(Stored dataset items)
───
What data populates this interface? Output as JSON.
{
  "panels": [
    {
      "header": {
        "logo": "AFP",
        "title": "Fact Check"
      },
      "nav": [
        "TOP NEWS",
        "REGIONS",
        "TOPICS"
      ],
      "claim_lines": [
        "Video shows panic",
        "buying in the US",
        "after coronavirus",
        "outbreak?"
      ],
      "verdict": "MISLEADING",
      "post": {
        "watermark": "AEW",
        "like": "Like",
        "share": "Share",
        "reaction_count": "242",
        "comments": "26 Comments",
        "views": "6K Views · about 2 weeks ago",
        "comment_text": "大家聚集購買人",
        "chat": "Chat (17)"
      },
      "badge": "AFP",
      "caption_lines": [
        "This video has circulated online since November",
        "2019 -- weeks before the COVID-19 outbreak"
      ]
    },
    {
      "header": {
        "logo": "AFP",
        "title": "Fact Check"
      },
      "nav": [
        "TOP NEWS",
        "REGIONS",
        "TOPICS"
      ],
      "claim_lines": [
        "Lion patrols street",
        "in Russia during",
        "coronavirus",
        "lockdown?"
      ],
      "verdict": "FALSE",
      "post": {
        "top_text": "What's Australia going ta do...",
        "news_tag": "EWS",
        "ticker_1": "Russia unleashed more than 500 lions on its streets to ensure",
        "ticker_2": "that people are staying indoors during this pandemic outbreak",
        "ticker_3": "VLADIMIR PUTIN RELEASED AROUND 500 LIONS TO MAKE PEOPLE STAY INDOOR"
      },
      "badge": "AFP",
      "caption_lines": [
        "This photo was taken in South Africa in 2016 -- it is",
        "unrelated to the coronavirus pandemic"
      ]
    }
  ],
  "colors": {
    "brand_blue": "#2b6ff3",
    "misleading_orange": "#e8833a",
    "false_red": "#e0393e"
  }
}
───
WORK TO BE COMPLETED> Tallying every line that holds the string "coronavirus", report the total for the records and nothing else.

WRITTEN ANSWER> 3